▶ [WHAT YOU HAVE TO DO] Can you reproduce the data beneath, keeping every line exact?

[Records from a data collection]
..............................
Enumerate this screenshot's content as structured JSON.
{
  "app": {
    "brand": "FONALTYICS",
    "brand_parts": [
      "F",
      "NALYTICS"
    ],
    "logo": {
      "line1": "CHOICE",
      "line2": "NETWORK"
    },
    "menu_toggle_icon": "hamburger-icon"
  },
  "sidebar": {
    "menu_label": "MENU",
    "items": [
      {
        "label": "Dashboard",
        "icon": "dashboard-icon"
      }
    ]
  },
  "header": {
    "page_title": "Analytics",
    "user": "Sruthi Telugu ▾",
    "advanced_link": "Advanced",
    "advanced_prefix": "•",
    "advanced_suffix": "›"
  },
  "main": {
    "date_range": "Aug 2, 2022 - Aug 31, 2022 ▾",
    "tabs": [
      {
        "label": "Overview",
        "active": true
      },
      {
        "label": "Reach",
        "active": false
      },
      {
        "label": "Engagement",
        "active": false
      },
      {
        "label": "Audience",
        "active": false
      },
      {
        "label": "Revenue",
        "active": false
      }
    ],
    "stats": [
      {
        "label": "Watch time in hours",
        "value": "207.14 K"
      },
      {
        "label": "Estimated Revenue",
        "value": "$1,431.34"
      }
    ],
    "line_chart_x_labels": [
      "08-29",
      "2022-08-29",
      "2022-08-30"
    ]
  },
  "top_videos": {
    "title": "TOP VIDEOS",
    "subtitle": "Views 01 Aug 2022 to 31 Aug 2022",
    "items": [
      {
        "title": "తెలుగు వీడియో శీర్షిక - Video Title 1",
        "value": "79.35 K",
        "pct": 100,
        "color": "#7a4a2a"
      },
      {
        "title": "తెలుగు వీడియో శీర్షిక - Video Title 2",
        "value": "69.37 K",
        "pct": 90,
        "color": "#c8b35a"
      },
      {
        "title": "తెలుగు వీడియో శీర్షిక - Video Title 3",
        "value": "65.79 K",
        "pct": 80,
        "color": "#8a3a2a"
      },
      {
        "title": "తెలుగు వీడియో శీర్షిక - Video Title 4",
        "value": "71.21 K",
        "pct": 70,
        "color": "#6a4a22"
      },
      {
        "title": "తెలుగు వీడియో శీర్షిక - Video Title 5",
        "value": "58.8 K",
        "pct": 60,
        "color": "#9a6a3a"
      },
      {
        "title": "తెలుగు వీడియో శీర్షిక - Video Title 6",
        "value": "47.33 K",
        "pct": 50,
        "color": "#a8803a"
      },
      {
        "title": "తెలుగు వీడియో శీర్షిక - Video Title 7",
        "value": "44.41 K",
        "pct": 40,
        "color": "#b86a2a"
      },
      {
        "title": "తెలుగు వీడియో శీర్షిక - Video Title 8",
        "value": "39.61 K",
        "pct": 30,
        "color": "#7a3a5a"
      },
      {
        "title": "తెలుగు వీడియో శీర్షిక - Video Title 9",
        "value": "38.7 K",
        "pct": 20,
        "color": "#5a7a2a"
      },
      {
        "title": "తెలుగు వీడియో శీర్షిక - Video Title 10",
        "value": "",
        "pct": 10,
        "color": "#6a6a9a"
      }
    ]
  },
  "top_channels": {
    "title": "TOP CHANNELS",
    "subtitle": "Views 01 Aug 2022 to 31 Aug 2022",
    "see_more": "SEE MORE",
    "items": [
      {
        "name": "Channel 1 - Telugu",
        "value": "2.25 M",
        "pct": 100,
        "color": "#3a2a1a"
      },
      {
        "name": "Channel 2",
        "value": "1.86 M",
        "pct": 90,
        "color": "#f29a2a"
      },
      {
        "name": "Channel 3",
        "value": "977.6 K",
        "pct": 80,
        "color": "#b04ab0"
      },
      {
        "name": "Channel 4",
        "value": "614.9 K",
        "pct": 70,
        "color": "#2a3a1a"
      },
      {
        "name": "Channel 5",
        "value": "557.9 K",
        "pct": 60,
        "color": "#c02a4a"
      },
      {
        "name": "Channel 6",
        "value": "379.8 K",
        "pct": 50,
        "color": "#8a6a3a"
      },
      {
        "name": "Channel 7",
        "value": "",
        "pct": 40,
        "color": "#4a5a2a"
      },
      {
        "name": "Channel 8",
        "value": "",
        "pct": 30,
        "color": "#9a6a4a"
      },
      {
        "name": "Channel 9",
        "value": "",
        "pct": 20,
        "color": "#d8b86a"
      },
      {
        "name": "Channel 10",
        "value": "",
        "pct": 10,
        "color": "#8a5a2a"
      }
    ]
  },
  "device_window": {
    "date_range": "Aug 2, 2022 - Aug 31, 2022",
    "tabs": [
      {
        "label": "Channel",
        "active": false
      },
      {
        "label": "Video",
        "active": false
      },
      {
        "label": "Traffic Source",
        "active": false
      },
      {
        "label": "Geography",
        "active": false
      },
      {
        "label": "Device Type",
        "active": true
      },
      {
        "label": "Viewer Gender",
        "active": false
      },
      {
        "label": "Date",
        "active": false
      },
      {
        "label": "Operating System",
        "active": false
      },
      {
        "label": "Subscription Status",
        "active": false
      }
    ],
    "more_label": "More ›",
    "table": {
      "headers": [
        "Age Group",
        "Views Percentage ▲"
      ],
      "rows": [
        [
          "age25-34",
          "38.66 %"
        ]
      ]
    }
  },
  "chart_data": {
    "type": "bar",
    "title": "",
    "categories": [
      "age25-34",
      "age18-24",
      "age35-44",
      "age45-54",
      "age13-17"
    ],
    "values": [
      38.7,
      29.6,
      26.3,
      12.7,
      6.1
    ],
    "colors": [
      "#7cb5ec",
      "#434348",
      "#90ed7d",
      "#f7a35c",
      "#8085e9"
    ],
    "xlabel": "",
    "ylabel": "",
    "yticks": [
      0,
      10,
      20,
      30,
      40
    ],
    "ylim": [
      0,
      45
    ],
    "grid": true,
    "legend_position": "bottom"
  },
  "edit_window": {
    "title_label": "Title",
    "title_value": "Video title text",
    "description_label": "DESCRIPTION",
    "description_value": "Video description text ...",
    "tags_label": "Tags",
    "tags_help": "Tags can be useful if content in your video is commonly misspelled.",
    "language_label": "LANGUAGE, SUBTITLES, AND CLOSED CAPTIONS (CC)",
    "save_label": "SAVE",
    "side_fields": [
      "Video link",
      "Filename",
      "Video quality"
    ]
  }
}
..............................
▶ [RESULT FOR THIS EXERCISE]
Enumerate this screenshot's content as structured JSON.
{
  "app": {
    "brand": "FONALTYICS",
    "brand_parts": [
      "F",
      "NALYTICS"
    ],
    "logo": {
      "line1": "CHOICE",
      "line2": "NETWORK"
    },
    "menu_toggle_icon": "hamburger-icon"
  },
  "sidebar": {
    "menu_label": "MENU",
    "items": [
      {
        "label": "Dashboard",
        "icon": "dashboard-icon"
      }
    ]
  },
  "header": {
    "page_title": "Analytics",
    "user": "Sruthi Telugu ▾",
    "advanced_link": "Advanced",
    "advanced_prefix": "•",
    "advanced_suffix": "›"
  },
  "main": {
    "date_range": "Aug 2, 2022 - Aug 31, 2022 ▾",
    "tabs": [
      {
        "label": "Overview",
        "active": true
      },
      {
        "label": "Reach",
        "active": false
      },
      {
        "label": "Engagement",
        "active": false
      },
      {
        "label": "Audience",
        "active": false
      },
      {
        "label": "Revenue",
        "active": false
      }
    ],
    "stats": [
      {
        "label": "Watch time in hours",
        "value": "207.14 K"
      },
      {
        "label": "Estimated Revenue",
        "value": "$1,431.34"
      }
    ],
    "line_chart_x_labels": [
      "08-29",
      "2022-08-29",
      "2022-08-30"
    ]
  },
  "top_videos": {
    "title": "TOP VIDEOS",
    "subtitle": "Views 01 Aug 2022 to 31 Aug 2022",
    "items": [
      {
        "title": "తెలుగు వీడియో శీర్షిక - Video Title 1",
        "value": "79.35 K",
        "pct": 100,
        "color": "#7a4a2a"
      },
      {
        "title": "తెలుగు వీడియో శీర్షిక - Video Title 2",
        "value": "69.37 K",
        "pct": 90,
        "color": "#c8b35a"
      },
      {
        "title": "తెలుగు వీడియో శీర్షిక - Video Title 3",
        "value": "65.79 K",
        "pct": 80,
        "color": "#8a3a2a"
      },
      {
        "title": "తెలుగు వీడియో శీర్షిక - Video Title 4",
        "value": "71.21 K",
        "pct": 70,
        "color": "#6a4a22"
      },
      {
        "title": "తెలుగు వీడియో శీర్షిక - Video Title 5",
        "value": "58.8 K",
        "pct": 60,
        "color": "#9a6a3a"
      },
      {
        "title": "తెలుగు వీడియో శీర్షిక - Video Title 6",
        "value": "47.33 K",
        "pct": 50,
        "color": "#a8803a"
      },
      {
        "title": "తెలుగు వీడియో శీర్షిక - Video Title 7",
        "value": "44.41 K",
        "pct": 40,
        "color": "#b86a2a"
      },
      {
        "title": "తెలుగు వీడియో శీర్షిక - Video Title 8",
        "value": "39.61 K",
        "pct": 30,
        "color": "#7a3a5a"
      },
      {
        "title": "తెలుగు వీడియో శీర్షిక - Video Title 9",
        "value": "38.7 K",
        "pct": 20,
        "color": "#5a7a2a"
      },
      {
        "title": "తెలుగు వీడియో శీర్షిక - Video Title 10",
        "value": "",
        "pct": 10,
        "color": "#6a6a9a"
      }
    ]
  },
  "top_channels": {
    "title": "TOP CHANNELS",
    "subtitle": "Views 01 Aug 2022 to 31 Aug 2022",
    "see_more": "SEE MORE",
    "items": [
      {
        "name": "Channel 1 - Telugu",
        "value": "2.25 M",
        "pct": 100,
        "color": "#3a2a1a"
      },
      {
        "name": "Channel 2",
        "value": "1.86 M",
        "pct": 90,
        "color": "#f29a2a"
      },
      {
        "name": "Channel 3",
        "value": "977.6 K",
        "pct": 80,
        "color": "#b04ab0"
      },
      {
        "name": "Channel 4",
        "value": "614.9 K",
        "pct": 70,
        "color": "#2a3a1a"
      },
      {
        "name": "Channel 5",
        "value": "557.9 K",
        "pct": 60,
        "color": "#c02a4a"
      },
      {
        "name": "Channel 6",
        "value": "379.8 K",
        "pct": 50,
        "color": "#8a6a3a"
      },
      {
        "name": "Channel 7",
        "value": "",
        "pct": 40,
        "color": "#4a5a2a"
      },
      {
        "name": "Channel 8",
        "value": "",
        "pct": 30,
        "color": "#9a6a4a"
      },
      {
        "name": "Channel 9",
        "value": "",
        "pct": 20,
        "color": "#d8b86a"
      },
      {
        "name": "Channel 10",
        "value": "",
        "pct": 10,
        "color": "#8a5a2a"
      }
    ]
  },
  "device_window": {
    "date_range": "Aug 2, 2022 - Aug 31, 2022",
    "tabs": [
      {
        "label": "Channel",
        "active": false
      },
      {
        "label": "Video",
        "active": false
      },
      {
        "label": "Traffic Source",
        "active": false
      },
      {
        "label": "Geography",
        "active": false
      },
      {
        "label": "Device Type",
        "active": true
      },
      {
        "label": "Viewer Gender",
        "active": false
      },
      {
        "label": "Date",
        "active": false
      },
      {
        "label": "Operating System",
        "active": false
      },
      {
        "label": "Subscription Status",
        "active": false
      }
    ],
    "more_label": "More ›",
    "table": {
      "headers": [
        "Age Group",
        "Views Percentage ▲"
      ],
      "rows": [
        [
          "age25-34",
          "38.66 %"
        ]
      ]
    }
  },
  "chart_data": {
    "type": "bar",
    "title": "",
    "categories": [
      "age25-34",
      "age18-24",
      "age35-44",
      "age45-54",
      "age13-17"
    ],
    "values": [
      38.7,
      29.6,
      26.3,
      12.7,
      6.1
    ],
    "colors": [
      "#7cb5ec",
      "#434348",
      "#90ed7d",
      "#f7a35c",
      "#8085e9"
    ],
    "xlabel": "",
    "ylabel": "",
    "yticks": [
      0,
      10,
      20,
      30,
      40
    ],
    "ylim": [
      0,
      45
    ],
    "grid": true,
    "legend_position": "bottom"
  },
  "edit_window": {
    "title_label": "Title",
    "title_value": "Video title text",
    "description_label": "DESCRIPTION",
    "description_value": "Video description text ...",
    "tags_label": "Tags",
    "tags_help": "Tags can be useful if content in your video is commonly misspelled.",
    "language_label": "LANGUAGE, SUBTITLES, AND CLOSED CAPTIONS (CC)",
    "save_label": "SAVE",
    "side_fields": [
      "Video link",
      "Filename",
      "Video quality"
    ]
  }
}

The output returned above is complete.